What is needed: Narrow the data below down to the lines containing "dengan".

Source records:

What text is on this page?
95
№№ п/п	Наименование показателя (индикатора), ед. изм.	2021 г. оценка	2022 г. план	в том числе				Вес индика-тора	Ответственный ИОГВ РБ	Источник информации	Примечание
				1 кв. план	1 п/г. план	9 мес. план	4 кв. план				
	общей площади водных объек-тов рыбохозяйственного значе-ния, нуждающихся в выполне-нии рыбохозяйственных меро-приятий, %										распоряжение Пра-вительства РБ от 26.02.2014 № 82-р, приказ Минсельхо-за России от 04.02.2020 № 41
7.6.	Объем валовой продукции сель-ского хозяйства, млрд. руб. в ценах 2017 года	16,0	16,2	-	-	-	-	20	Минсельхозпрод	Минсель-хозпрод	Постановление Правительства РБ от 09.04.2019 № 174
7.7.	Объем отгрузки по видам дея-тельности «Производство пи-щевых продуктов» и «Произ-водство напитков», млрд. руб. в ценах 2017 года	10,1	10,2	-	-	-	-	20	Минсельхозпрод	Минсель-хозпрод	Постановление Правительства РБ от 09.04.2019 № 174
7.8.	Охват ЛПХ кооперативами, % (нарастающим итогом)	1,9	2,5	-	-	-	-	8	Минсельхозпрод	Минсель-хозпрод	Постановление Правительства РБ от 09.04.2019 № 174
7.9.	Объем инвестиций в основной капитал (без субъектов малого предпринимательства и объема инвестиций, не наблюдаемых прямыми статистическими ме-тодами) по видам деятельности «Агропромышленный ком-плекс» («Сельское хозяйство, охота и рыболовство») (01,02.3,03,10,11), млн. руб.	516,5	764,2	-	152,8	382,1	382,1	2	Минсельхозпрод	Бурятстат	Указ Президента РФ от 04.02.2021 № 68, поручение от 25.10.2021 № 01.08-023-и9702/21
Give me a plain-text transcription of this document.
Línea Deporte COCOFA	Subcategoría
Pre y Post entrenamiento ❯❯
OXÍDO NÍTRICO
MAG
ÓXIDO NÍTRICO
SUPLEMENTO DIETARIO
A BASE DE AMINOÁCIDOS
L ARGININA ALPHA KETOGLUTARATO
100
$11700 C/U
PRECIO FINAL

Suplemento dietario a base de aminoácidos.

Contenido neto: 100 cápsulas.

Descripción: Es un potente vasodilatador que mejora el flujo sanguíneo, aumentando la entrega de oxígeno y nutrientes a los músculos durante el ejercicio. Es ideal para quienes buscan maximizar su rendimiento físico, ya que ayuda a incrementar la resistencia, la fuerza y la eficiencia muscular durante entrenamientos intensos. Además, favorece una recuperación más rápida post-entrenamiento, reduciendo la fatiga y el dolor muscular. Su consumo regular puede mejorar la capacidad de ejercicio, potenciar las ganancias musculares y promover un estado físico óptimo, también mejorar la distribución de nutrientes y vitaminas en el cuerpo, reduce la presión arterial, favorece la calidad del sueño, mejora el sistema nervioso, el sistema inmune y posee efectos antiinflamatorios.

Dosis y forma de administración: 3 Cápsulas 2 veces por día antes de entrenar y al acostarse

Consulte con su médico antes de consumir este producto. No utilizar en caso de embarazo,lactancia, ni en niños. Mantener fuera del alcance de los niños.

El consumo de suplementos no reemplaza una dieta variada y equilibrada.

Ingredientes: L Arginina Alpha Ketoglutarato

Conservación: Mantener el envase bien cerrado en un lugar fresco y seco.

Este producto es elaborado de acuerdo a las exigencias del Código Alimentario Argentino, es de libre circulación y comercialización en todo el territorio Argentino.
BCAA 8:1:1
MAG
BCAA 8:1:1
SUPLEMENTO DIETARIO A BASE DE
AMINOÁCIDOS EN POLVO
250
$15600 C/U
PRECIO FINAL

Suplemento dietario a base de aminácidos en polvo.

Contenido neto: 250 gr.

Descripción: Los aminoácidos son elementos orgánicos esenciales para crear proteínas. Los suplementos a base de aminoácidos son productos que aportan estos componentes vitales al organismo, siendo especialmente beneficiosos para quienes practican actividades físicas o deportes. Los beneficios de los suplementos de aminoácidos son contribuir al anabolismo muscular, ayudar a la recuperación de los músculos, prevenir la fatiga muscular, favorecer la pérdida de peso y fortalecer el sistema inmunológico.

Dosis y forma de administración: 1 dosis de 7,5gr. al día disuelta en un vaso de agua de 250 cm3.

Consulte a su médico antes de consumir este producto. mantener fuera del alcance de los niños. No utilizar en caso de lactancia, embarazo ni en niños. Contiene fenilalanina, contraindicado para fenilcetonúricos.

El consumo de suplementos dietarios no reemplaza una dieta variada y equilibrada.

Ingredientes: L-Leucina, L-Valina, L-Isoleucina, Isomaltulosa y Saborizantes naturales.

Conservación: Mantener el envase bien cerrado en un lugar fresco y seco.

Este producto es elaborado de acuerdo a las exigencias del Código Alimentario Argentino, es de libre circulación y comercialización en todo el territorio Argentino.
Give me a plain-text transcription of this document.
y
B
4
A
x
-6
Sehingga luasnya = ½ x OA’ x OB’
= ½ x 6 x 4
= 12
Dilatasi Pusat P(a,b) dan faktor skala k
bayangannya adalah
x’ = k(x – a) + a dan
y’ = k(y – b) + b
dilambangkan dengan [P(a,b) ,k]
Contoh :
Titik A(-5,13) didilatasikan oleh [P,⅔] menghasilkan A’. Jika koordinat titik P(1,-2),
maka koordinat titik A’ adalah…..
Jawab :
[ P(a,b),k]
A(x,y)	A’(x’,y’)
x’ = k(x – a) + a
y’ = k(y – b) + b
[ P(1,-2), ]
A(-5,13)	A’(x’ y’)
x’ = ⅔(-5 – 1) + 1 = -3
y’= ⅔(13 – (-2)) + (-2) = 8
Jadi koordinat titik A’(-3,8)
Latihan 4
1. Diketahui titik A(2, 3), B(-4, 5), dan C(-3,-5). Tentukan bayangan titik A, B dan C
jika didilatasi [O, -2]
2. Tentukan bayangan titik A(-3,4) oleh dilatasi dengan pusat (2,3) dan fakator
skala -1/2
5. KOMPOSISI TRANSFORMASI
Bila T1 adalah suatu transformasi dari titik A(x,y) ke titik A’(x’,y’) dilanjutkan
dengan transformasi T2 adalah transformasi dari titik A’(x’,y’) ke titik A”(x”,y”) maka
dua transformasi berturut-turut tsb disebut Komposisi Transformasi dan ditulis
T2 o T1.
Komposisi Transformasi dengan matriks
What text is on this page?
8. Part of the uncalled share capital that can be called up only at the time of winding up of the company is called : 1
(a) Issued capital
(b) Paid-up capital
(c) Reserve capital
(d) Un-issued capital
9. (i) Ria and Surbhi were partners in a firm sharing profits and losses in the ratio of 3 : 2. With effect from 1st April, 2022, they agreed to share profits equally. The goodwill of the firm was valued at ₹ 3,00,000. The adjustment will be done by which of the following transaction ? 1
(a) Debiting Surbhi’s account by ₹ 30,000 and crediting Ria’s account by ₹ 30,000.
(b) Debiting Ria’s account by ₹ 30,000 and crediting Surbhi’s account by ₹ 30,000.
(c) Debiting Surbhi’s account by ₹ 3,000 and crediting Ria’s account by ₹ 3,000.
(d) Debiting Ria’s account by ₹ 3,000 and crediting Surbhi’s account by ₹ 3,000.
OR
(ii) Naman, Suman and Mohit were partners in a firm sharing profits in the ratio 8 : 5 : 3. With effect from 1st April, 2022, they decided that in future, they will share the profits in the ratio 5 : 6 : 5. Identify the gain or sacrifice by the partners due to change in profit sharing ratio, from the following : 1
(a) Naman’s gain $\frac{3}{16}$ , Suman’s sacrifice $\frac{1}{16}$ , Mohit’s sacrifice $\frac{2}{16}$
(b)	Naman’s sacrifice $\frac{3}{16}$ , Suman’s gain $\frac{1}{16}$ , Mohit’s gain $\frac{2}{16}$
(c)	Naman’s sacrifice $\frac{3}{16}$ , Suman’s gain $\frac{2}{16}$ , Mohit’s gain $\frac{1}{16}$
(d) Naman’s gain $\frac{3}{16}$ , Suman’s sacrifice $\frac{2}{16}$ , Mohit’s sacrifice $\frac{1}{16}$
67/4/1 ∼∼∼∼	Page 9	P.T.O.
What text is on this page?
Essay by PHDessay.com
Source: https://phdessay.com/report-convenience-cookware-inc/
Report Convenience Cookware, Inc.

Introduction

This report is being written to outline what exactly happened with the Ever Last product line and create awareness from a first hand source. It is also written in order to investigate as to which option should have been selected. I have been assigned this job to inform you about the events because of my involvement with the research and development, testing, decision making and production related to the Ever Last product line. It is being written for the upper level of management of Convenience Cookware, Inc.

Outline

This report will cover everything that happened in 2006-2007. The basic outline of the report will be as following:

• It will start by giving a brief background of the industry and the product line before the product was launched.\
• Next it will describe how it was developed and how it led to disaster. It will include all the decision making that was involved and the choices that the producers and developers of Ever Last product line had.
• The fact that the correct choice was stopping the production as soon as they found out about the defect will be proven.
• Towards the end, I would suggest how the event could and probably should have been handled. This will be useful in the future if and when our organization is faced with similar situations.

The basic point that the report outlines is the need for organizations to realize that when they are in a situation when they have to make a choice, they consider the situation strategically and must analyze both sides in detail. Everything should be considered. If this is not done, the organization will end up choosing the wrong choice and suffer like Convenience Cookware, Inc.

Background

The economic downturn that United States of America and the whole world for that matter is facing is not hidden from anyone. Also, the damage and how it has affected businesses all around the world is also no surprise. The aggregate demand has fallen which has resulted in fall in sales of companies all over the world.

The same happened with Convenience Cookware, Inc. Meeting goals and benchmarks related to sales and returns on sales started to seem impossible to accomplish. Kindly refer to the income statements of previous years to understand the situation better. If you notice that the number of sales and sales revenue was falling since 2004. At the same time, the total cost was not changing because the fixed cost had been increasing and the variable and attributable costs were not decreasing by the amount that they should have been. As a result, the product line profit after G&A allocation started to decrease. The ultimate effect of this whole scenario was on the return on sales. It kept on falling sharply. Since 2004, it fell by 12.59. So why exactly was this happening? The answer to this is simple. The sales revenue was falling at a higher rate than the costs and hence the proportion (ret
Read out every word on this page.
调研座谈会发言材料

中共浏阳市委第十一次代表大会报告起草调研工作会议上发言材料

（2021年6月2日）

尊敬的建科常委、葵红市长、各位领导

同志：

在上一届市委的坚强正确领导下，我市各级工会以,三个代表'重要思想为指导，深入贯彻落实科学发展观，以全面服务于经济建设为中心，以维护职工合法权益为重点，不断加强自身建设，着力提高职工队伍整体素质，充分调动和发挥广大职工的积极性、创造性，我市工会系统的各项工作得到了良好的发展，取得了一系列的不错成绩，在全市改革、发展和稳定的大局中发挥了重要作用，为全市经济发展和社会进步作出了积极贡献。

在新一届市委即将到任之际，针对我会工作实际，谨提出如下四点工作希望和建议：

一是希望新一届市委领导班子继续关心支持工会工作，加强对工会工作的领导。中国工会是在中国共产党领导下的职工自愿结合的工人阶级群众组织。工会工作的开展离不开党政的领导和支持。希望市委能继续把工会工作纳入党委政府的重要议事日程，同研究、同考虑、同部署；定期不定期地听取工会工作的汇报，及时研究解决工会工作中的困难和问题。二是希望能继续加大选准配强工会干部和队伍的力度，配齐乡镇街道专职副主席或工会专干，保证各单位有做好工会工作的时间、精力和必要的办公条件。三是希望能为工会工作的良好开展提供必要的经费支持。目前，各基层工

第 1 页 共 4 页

Solution below:
dilambangkan dengan [P(a,b) ,k]
2. Tentukan bayangan titik A(-3,4) oleh dilatasi dengan pusat (2,3) dan fakator
dengan transformasi T2 adalah transformasi dari titik A’(x’,y’) ke titik A”(x”,y”) maka
Komposisi Transformasi dengan matriks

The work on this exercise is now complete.